**REQUIREMENT**
Keep only the lines of the data below that contain "marker", and copy them.

-- BEGIN EXERCISE DATA --

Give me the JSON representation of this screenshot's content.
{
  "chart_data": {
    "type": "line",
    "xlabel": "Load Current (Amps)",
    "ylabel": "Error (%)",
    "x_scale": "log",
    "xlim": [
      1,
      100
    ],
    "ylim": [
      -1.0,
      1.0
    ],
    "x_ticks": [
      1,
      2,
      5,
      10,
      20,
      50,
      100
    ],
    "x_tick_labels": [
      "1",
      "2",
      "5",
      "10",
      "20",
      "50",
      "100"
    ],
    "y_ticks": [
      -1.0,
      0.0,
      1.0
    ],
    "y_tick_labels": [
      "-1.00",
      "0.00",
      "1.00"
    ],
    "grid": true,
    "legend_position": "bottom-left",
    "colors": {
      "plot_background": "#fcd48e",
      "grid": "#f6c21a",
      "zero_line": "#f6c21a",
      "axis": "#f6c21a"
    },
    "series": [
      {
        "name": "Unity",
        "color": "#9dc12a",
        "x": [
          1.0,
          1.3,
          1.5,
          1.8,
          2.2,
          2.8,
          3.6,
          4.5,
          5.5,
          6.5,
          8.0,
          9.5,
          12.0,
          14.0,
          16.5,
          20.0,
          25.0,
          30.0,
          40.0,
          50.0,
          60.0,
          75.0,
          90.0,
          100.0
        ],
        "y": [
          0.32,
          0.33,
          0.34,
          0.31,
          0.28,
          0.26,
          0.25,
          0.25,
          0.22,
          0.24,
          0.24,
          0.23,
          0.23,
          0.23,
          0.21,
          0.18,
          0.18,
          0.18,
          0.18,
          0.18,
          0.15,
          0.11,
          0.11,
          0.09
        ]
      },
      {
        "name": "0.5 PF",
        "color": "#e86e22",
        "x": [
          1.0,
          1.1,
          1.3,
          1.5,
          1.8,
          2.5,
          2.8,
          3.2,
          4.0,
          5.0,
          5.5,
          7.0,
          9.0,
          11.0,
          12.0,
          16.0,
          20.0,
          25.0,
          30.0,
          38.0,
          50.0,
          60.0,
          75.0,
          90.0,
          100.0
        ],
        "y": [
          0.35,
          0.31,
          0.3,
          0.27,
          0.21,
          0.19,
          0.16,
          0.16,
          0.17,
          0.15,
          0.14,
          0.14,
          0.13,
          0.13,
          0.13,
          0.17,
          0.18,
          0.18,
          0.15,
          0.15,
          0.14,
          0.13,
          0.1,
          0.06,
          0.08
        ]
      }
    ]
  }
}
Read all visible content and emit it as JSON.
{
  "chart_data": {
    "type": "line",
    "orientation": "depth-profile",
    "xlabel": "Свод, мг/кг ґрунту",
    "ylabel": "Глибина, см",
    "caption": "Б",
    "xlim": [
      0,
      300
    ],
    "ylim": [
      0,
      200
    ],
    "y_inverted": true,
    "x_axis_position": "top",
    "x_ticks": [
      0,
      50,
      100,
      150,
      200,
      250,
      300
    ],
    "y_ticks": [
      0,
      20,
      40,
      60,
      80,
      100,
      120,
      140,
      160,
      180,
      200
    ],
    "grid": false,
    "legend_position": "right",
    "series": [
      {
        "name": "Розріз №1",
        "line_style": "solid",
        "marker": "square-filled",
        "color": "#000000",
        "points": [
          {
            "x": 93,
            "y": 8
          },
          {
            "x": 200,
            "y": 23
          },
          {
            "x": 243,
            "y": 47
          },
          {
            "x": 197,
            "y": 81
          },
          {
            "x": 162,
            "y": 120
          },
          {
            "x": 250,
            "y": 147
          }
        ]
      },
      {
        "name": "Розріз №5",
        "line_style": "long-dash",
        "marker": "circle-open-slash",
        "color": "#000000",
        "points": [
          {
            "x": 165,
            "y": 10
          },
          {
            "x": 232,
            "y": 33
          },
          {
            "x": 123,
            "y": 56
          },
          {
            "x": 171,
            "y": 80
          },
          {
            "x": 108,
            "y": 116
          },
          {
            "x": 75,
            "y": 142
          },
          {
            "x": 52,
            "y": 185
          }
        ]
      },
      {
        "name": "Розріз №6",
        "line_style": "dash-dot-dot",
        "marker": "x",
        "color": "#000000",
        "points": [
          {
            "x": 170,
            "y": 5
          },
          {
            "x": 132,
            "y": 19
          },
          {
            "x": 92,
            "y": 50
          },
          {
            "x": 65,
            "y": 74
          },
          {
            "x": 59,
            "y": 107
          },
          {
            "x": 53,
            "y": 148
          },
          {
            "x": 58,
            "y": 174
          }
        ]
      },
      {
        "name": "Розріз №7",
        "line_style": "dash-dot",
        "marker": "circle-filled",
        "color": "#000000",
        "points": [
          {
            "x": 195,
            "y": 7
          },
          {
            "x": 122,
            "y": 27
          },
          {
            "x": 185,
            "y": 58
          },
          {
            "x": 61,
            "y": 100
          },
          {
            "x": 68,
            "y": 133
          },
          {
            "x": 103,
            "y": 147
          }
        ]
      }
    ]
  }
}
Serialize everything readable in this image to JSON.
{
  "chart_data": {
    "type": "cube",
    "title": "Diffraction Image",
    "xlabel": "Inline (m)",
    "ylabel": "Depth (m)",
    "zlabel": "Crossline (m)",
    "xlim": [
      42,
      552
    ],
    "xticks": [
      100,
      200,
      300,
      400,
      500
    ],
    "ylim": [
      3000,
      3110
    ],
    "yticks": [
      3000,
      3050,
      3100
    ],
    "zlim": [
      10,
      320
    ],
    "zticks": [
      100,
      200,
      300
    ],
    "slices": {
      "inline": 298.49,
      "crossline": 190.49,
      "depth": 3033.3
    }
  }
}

-- END EXERCISE DATA --

**EXERCISE RESULT**
        "marker": "square-filled",
        "marker": "circle-open-slash",
        "marker": "x",
        "marker": "circle-filled",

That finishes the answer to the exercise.